[Challenge] Repeat every record below exactly as written.

▼

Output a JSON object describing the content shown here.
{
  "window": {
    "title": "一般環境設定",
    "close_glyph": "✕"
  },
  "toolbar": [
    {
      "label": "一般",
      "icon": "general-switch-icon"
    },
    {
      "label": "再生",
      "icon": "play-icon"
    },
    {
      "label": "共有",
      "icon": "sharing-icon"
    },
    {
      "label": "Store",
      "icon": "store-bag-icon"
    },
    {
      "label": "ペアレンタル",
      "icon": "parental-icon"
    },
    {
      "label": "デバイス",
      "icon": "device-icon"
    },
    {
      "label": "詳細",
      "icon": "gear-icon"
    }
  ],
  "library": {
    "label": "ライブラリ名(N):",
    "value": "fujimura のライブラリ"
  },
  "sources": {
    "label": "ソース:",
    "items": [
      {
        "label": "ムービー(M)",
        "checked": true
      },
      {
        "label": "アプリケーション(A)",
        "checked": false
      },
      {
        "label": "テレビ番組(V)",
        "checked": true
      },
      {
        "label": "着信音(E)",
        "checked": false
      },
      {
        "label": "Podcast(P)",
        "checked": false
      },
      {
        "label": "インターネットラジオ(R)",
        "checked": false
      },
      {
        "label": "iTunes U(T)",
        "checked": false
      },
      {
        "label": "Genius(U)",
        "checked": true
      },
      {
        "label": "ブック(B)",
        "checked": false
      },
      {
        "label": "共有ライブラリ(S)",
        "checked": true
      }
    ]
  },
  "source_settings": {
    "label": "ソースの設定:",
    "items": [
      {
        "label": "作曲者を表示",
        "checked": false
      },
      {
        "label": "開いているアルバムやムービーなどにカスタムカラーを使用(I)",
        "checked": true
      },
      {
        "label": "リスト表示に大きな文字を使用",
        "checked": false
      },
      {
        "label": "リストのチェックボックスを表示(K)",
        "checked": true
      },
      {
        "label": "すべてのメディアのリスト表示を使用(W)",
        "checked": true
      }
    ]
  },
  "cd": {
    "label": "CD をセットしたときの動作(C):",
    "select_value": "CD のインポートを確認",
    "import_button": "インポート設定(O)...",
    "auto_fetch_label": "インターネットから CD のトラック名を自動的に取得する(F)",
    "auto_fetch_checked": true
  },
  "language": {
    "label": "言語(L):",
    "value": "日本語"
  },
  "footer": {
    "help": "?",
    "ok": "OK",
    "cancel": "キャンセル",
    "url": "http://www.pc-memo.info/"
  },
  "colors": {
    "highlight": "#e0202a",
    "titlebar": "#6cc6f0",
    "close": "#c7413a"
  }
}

▲

[Reply to the task]
Output a JSON object describing the content shown here.
{
  "window": {
    "title": "一般環境設定",
    "close_glyph": "✕"
  },
  "toolbar": [
    {
      "label": "一般",
      "icon": "general-switch-icon"
    },
    {
      "label": "再生",
      "icon": "play-icon"
    },
    {
      "label": "共有",
      "icon": "sharing-icon"
    },
    {
      "label": "Store",
      "icon": "store-bag-icon"
    },
    {
      "label": "ペアレンタル",
      "icon": "parental-icon"
    },
    {
      "label": "デバイス",
      "icon": "device-icon"
    },
    {
      "label": "詳細",
      "icon": "gear-icon"
    }
  ],
  "library": {
    "label": "ライブラリ名(N):",
    "value": "fujimura のライブラリ"
  },
  "sources": {
    "label": "ソース:",
    "items": [
      {
        "label": "ムービー(M)",
        "checked": true
      },
      {
        "label": "アプリケーション(A)",
        "checked": false
      },
      {
        "label": "テレビ番組(V)",
        "checked": true
      },
      {
        "label": "着信音(E)",
        "checked": false
      },
      {
        "label": "Podcast(P)",
        "checked": false
      },
      {
        "label": "インターネットラジオ(R)",
        "checked": false
      },
      {
        "label": "iTunes U(T)",
        "checked": false
      },
      {
        "label": "Genius(U)",
        "checked": true
      },
      {
        "label": "ブック(B)",
        "checked": false
      },
      {
        "label": "共有ライブラリ(S)",
        "checked": true
      }
    ]
  },
  "source_settings": {
    "label": "ソースの設定:",
    "items": [
      {
        "label": "作曲者を表示",
        "checked": false
      },
      {
        "label": "開いているアルバムやムービーなどにカスタムカラーを使用(I)",
        "checked": true
      },
      {
        "label": "リスト表示に大きな文字を使用",
        "checked": false
      },
      {
        "label": "リストのチェックボックスを表示(K)",
        "checked": true
      },
      {
        "label": "すべてのメディアのリスト表示を使用(W)",
        "checked": true
      }
    ]
  },
  "cd": {
    "label": "CD をセットしたときの動作(C):",
    "select_value": "CD のインポートを確認",
    "import_button": "インポート設定(O)...",
    "auto_fetch_label": "インターネットから CD のトラック名を自動的に取得する(F)",
    "auto_fetch_checked": true
  },
  "language": {
    "label": "言語(L):",
    "value": "日本語"
  },
  "footer": {
    "help": "?",
    "ok": "OK",
    "cancel": "キャンセル",
    "url": "http://www.pc-memo.info/"
  },
  "colors": {
    "highlight": "#e0202a",
    "titlebar": "#6cc6f0",
    "close": "#c7413a"
  }
}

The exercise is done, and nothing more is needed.